• _Rows_
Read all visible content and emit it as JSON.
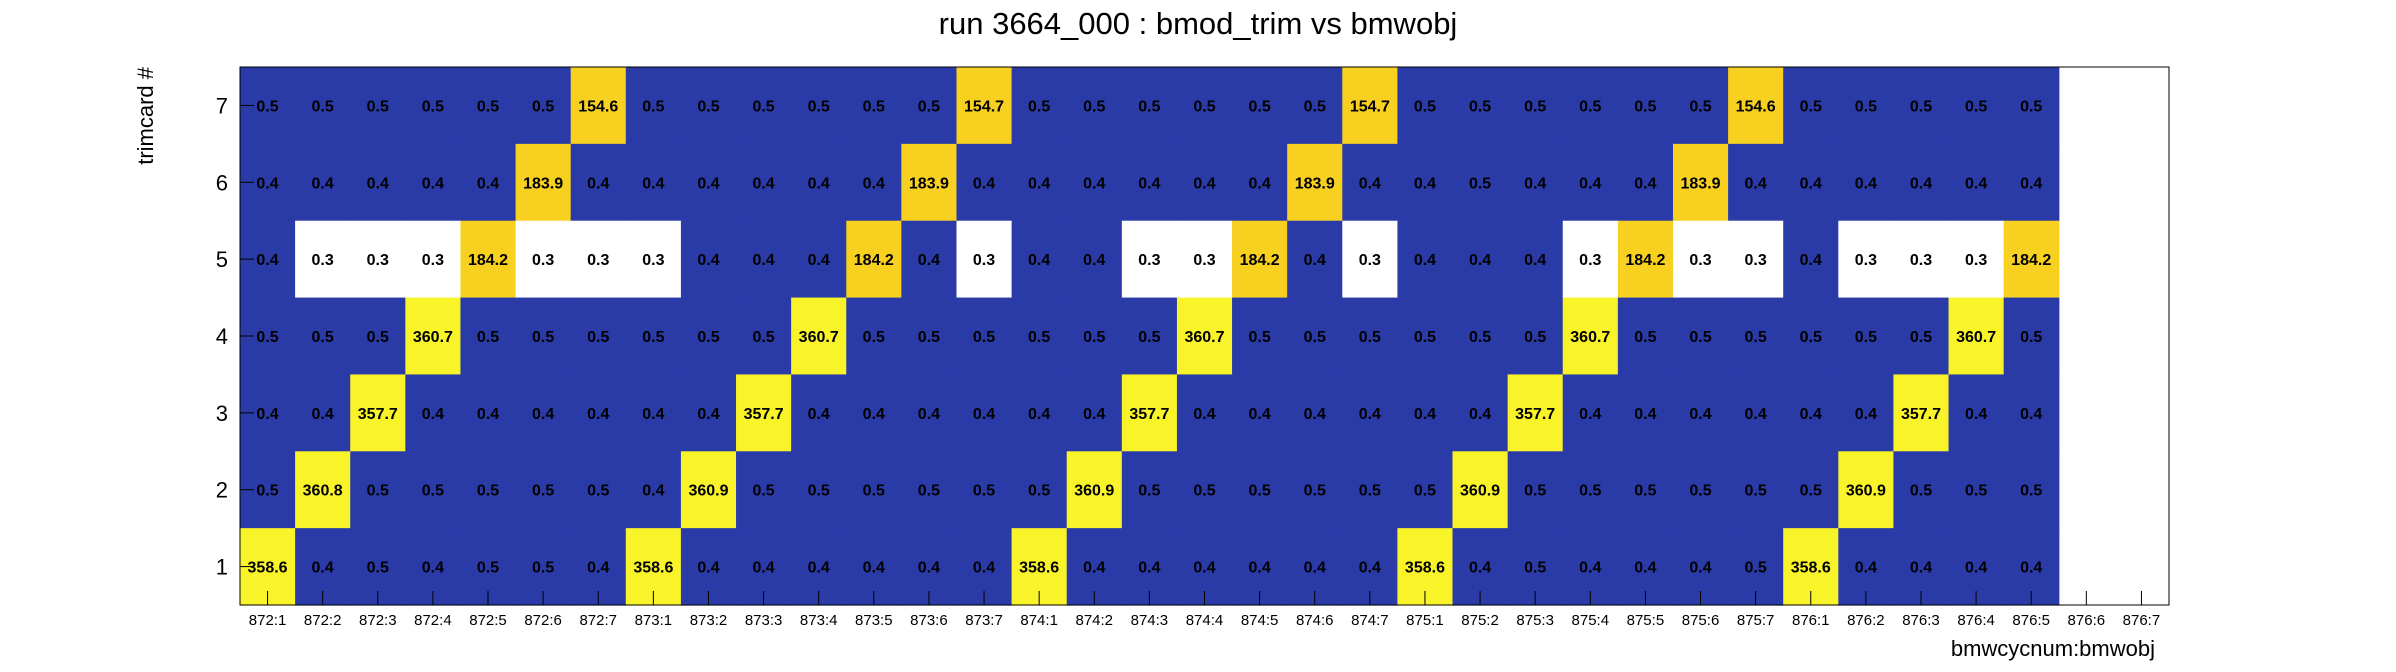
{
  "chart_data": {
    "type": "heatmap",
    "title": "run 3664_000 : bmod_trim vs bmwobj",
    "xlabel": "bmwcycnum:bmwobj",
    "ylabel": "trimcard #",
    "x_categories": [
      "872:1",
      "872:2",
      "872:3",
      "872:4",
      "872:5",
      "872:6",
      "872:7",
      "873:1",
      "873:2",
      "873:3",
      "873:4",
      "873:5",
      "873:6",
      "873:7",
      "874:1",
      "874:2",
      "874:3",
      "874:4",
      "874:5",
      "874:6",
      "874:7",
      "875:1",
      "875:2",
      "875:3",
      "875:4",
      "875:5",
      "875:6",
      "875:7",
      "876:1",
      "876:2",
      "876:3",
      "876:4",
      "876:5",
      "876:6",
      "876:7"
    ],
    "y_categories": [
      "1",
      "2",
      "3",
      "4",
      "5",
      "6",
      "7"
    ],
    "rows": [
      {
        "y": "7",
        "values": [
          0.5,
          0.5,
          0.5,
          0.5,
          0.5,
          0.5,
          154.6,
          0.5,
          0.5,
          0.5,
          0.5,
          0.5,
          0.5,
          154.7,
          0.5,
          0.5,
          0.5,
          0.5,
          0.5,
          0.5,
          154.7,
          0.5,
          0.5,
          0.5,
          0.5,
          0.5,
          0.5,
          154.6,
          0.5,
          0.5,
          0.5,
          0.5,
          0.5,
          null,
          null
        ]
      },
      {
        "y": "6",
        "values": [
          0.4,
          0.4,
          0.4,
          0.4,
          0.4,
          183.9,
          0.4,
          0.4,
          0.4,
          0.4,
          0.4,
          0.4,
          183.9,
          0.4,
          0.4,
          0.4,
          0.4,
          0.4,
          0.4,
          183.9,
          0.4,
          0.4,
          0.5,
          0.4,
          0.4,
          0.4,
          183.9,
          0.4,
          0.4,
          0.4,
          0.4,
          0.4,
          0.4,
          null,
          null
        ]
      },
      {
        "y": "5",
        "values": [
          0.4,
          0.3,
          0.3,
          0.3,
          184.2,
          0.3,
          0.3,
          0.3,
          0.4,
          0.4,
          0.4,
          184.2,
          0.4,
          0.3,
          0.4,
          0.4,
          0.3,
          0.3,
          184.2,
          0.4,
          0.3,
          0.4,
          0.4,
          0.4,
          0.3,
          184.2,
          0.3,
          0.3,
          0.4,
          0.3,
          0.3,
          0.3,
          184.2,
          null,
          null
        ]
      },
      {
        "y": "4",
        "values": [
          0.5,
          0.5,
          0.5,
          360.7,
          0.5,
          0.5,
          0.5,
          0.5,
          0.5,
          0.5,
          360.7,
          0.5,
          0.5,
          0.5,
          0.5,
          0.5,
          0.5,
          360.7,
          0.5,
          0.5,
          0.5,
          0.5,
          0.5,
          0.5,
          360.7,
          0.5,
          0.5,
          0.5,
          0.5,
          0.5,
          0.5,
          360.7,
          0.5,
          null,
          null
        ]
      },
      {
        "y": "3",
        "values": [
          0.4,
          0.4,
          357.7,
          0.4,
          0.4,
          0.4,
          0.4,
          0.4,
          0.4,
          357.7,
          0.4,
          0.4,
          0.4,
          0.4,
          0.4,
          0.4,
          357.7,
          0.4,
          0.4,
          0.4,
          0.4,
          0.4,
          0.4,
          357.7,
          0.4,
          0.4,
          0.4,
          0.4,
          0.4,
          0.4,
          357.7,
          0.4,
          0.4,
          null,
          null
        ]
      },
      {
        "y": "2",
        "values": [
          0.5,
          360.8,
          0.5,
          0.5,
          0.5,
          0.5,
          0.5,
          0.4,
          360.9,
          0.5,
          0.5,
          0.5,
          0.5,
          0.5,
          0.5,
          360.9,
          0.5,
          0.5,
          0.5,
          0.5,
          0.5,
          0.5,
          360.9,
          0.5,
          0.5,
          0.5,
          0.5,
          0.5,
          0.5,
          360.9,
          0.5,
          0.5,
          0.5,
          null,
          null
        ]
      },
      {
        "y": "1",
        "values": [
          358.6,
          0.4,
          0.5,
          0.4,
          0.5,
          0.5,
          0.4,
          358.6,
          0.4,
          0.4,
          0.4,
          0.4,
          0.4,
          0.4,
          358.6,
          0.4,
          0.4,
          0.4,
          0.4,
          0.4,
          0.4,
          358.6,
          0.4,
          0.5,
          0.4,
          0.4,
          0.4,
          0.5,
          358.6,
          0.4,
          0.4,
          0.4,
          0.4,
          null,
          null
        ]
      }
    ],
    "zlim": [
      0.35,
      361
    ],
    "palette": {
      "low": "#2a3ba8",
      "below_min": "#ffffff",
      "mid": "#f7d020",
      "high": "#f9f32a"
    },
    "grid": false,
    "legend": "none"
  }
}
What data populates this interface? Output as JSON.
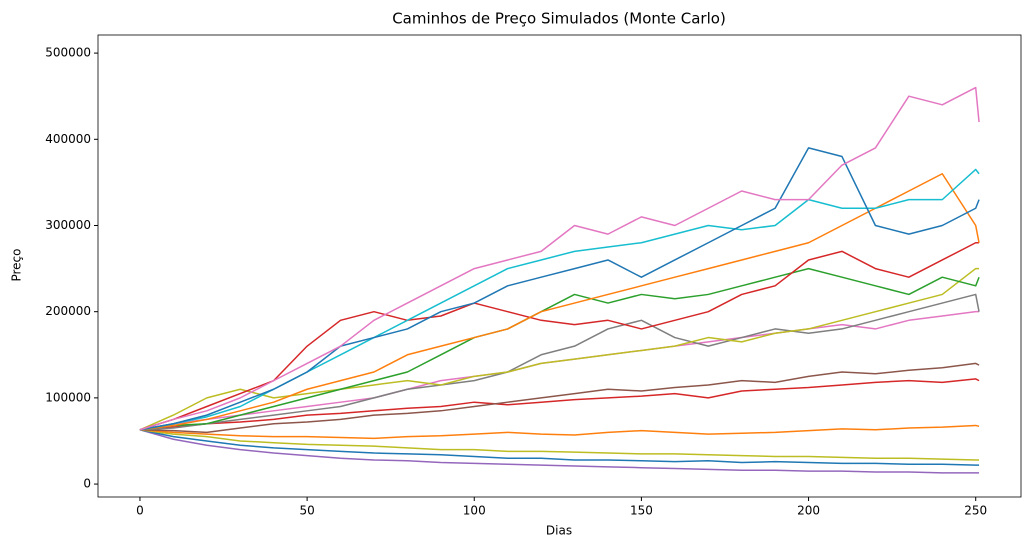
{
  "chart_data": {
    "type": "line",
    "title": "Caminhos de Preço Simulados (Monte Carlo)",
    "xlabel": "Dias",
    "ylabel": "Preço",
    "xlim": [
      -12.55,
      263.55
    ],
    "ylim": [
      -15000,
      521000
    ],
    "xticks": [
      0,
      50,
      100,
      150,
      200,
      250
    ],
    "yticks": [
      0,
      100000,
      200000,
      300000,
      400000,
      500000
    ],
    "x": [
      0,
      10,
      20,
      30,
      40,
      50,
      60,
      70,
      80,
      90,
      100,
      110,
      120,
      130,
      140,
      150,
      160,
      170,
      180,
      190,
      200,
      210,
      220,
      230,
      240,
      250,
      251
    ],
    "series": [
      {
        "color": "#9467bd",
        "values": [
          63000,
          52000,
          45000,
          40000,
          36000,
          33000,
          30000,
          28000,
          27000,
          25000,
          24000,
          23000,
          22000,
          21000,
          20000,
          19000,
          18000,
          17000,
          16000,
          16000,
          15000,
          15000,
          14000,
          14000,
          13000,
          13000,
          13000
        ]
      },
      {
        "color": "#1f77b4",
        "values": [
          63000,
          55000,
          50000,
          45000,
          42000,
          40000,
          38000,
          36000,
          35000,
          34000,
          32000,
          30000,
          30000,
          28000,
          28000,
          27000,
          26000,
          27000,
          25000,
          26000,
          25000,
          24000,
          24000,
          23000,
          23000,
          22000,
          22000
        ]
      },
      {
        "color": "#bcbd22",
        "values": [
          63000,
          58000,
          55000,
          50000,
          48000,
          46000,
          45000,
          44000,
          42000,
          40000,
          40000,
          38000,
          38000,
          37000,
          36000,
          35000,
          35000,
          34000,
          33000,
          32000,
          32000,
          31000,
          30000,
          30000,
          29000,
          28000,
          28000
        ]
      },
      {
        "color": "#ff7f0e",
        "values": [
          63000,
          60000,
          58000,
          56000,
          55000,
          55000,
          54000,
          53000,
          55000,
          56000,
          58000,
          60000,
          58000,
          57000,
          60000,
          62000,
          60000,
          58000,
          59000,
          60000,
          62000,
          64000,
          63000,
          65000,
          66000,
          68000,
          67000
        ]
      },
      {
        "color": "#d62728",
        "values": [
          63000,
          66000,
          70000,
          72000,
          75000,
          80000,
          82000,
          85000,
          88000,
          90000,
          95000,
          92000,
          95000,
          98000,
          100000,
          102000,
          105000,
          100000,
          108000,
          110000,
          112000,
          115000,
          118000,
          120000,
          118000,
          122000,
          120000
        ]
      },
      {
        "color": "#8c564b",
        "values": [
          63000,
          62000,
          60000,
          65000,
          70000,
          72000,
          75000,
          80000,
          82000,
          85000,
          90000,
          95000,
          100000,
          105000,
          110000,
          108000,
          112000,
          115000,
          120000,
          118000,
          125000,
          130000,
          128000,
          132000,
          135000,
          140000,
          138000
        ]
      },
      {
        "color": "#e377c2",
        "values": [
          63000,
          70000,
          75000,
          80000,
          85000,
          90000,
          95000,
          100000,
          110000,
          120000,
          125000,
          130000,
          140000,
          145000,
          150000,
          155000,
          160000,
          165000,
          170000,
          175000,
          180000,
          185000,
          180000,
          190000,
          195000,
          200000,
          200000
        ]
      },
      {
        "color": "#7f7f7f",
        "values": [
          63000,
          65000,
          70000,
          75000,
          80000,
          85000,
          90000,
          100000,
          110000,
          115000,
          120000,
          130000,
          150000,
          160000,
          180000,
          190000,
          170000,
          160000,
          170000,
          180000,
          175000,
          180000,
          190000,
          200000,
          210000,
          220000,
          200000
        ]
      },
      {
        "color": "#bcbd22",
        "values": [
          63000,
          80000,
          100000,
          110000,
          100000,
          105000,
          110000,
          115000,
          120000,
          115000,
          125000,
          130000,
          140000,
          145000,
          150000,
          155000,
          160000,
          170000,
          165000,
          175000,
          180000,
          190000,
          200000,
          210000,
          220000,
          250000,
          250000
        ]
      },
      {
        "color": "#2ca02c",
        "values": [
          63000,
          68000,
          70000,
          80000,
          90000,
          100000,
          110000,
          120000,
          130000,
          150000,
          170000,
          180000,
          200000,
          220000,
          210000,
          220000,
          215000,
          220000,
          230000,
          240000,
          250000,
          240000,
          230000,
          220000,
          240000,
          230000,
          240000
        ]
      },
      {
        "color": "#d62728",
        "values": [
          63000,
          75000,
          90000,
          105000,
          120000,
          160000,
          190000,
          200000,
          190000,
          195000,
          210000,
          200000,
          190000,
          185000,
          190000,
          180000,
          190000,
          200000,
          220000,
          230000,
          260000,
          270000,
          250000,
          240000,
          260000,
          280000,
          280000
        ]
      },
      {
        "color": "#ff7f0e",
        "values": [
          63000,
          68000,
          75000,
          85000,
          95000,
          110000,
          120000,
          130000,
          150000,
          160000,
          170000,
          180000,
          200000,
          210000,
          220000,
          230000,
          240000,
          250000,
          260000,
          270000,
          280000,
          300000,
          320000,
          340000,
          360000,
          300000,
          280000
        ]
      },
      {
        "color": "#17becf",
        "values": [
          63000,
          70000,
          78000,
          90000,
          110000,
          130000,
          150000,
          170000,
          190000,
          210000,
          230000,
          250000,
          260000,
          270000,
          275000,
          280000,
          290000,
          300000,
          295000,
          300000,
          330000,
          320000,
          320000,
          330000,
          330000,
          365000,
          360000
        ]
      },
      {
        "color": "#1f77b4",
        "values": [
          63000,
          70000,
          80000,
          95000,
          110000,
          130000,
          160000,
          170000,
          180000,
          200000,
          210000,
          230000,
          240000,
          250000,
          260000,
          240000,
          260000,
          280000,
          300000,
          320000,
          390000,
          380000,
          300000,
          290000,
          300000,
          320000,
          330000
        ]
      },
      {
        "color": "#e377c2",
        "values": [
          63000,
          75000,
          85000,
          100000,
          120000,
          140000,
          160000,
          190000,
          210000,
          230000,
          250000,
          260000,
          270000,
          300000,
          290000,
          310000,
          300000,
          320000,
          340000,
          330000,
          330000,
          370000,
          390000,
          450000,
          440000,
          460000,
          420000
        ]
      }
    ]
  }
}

• _Requirement_
For each line in the data above that contains the string "JSON", extract the line.

• _Final answer_
Read all visible content and emit it as JSON.
What data populates this interface? Output as JSON.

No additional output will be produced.